-- Begin DATA --
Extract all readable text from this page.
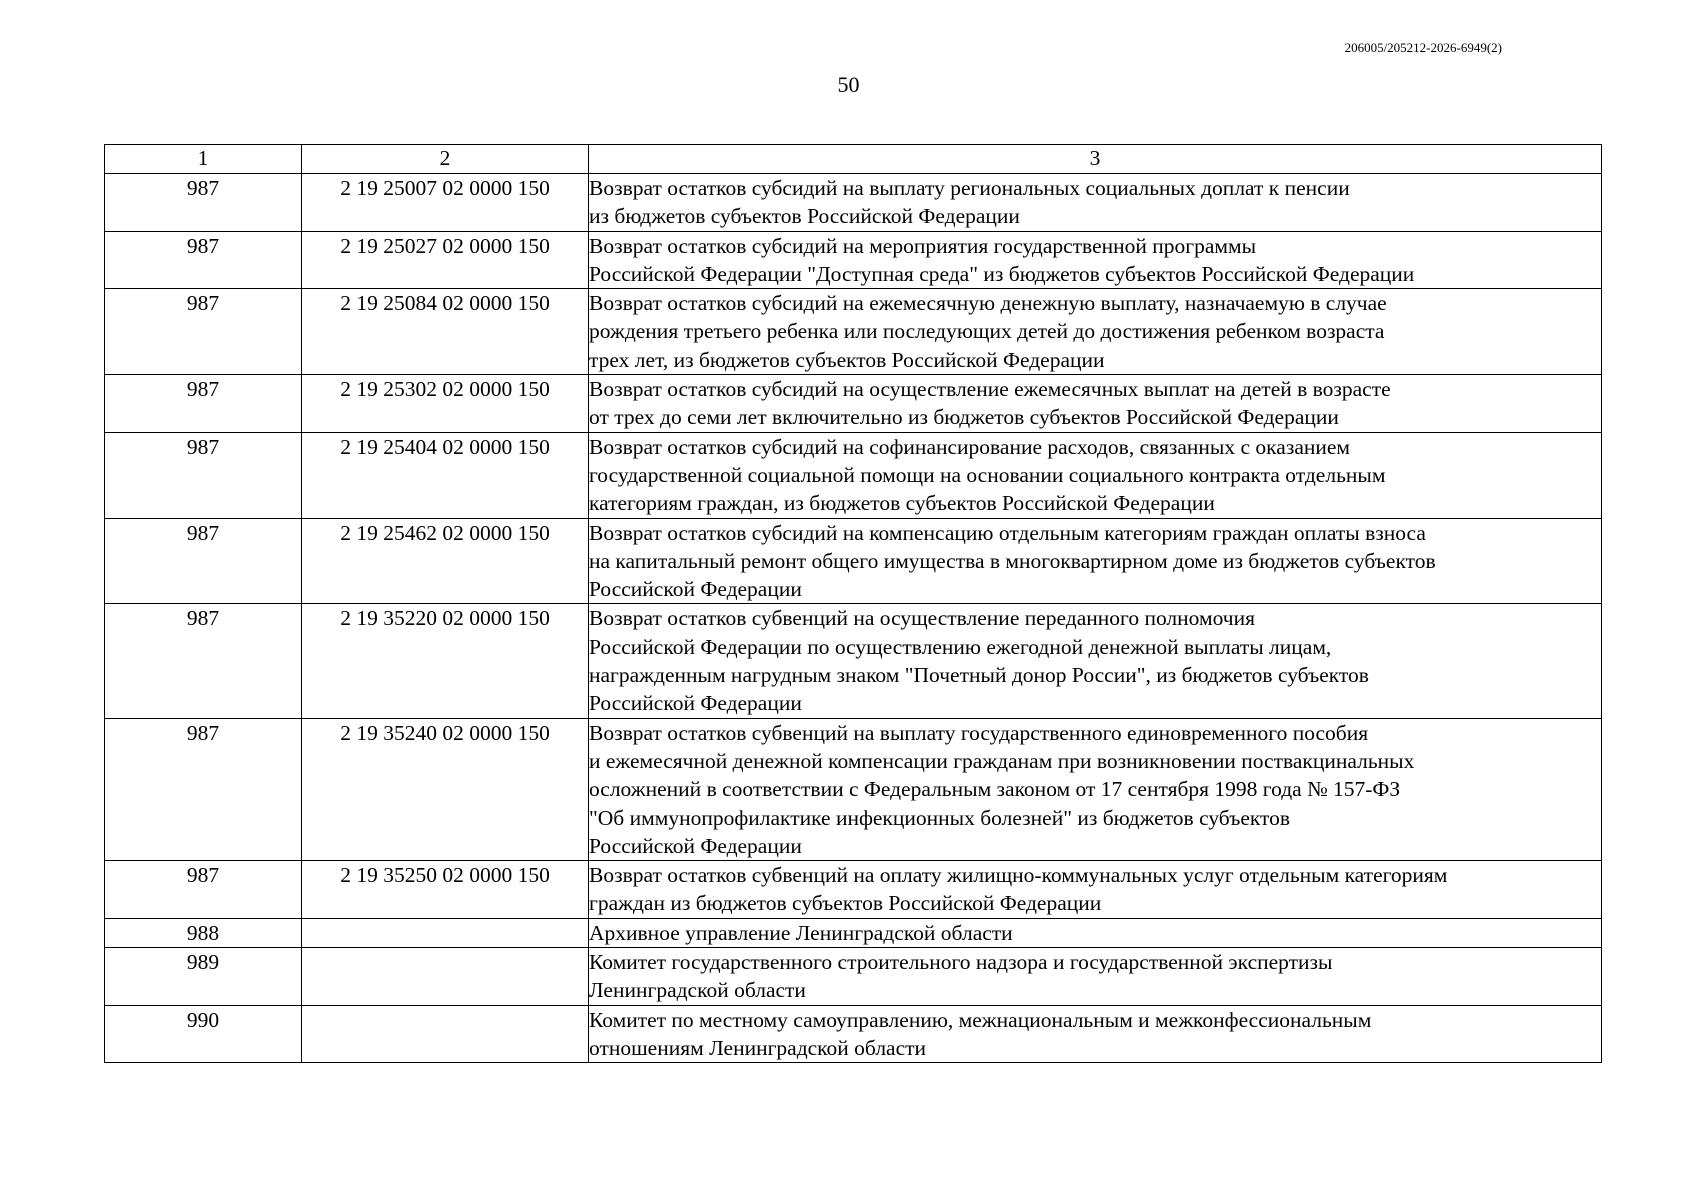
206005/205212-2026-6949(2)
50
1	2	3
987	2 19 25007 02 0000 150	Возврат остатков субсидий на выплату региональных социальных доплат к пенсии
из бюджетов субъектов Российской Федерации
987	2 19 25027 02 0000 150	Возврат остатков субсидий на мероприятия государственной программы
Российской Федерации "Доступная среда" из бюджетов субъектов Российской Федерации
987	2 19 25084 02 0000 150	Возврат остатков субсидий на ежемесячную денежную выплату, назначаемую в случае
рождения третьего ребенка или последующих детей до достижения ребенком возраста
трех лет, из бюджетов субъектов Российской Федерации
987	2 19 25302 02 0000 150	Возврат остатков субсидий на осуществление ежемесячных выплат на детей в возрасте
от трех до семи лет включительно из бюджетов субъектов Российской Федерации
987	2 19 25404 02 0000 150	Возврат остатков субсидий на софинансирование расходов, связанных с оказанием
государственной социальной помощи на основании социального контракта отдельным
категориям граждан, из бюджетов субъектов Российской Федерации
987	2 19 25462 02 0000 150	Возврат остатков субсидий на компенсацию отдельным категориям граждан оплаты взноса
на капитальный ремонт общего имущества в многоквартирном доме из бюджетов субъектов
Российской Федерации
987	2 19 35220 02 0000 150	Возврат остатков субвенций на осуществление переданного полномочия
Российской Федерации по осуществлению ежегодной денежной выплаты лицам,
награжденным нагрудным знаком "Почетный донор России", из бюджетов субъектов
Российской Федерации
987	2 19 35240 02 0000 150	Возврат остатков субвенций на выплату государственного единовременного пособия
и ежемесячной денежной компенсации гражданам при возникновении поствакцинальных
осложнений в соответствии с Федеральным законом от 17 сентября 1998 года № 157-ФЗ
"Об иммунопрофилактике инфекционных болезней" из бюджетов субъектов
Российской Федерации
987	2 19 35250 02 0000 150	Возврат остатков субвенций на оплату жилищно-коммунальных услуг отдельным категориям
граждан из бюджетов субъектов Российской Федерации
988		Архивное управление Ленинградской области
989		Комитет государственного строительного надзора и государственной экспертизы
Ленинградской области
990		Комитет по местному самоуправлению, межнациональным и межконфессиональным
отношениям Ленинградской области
-- End DATA --
YOUR INSTRUCTIONS
Copy each line of the listing that holds the word "субсидий".

CORRECT ANSWER
987	2 19 25007 02 0000 150	Возврат остатков субсидий на выплату региональных социальных доплат к пенсии
987	2 19 25027 02 0000 150	Возврат остатков субсидий на мероприятия государственной программы
987	2 19 25084 02 0000 150	Возврат остатков субсидий на ежемесячную денежную выплату, назначаемую в случае
987	2 19 25302 02 0000 150	Возврат остатков субсидий на осуществление ежемесячных выплат на детей в возрасте
987	2 19 25404 02 0000 150	Возврат остатков субсидий на софинансирование расходов, связанных с оказанием
987	2 19 25462 02 0000 150	Возврат остатков субсидий на компенсацию отдельным категориям граждан оплаты взноса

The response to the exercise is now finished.